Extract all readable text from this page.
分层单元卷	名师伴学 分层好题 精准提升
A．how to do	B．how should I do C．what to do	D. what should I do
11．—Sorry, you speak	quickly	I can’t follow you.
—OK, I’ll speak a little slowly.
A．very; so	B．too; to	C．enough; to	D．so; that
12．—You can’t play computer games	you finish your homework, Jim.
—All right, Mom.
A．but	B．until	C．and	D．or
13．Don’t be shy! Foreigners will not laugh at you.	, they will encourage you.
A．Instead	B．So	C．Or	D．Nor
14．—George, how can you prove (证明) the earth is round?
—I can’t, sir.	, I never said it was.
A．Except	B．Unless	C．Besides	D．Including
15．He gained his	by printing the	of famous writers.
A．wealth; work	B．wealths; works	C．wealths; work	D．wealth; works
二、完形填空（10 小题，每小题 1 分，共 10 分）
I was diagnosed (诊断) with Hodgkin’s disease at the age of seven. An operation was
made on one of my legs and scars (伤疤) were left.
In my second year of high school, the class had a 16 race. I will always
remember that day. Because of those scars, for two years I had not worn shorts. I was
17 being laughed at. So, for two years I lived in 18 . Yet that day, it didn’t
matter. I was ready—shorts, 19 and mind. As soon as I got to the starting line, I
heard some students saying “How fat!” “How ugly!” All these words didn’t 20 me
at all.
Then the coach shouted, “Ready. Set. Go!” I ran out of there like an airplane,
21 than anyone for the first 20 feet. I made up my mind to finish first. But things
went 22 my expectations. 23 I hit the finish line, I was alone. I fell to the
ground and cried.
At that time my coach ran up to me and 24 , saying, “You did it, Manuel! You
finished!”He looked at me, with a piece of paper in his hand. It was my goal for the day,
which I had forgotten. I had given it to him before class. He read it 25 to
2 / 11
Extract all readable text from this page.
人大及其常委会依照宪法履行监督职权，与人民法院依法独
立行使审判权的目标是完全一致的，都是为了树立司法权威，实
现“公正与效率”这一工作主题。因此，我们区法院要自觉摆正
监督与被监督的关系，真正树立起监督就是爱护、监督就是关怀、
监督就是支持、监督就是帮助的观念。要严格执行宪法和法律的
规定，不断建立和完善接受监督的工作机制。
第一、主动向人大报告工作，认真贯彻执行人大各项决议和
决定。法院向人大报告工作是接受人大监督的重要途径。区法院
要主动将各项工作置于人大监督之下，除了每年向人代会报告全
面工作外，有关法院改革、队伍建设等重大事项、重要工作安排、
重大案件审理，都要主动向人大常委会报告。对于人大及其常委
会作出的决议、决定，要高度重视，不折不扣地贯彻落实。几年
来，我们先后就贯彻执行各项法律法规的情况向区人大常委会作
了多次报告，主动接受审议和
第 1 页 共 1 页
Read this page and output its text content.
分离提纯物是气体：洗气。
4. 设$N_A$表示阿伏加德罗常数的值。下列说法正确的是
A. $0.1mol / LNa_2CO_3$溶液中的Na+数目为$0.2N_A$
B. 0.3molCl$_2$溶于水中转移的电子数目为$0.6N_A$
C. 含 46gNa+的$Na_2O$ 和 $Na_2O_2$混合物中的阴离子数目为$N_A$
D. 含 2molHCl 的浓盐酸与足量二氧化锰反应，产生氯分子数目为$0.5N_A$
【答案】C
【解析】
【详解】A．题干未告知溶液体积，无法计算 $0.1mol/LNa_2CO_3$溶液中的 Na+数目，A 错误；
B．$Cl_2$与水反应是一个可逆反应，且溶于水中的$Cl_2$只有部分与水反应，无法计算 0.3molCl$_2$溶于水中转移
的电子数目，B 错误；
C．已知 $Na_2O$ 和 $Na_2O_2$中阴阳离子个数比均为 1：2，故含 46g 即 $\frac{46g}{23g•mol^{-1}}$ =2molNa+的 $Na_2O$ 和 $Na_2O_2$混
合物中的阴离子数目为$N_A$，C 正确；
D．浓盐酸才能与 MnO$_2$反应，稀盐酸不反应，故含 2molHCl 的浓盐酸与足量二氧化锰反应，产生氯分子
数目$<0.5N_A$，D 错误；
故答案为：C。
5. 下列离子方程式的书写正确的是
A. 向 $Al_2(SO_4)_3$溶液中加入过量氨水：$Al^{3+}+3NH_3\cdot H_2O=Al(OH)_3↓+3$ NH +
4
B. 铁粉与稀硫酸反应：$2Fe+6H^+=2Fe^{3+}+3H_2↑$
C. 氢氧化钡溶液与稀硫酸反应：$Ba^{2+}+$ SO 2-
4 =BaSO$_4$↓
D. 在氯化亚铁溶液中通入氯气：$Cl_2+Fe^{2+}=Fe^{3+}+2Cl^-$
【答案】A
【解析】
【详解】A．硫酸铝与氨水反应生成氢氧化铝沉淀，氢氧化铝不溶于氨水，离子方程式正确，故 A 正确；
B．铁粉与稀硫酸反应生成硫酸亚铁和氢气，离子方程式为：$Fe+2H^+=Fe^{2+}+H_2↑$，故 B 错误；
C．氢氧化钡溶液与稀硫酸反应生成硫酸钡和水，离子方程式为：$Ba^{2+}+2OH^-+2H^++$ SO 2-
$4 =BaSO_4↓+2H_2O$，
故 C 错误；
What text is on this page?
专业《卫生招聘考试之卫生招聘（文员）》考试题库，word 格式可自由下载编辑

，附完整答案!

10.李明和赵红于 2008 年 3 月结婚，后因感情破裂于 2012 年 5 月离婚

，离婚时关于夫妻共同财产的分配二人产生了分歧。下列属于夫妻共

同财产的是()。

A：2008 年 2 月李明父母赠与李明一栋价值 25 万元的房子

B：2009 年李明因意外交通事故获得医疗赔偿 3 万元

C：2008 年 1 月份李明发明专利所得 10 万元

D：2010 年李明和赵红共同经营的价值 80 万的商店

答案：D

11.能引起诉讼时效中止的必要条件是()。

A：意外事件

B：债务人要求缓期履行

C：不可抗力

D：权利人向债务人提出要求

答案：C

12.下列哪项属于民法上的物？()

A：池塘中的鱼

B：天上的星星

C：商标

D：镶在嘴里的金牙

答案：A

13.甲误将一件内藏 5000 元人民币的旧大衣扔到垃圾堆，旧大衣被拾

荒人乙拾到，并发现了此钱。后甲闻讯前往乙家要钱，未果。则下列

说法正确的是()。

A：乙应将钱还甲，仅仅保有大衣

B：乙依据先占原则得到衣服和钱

+ + +

• What is needed: Going through the entries above line by line, work out how many lines include the word "will". Only the number is required.

• Response to the task: 2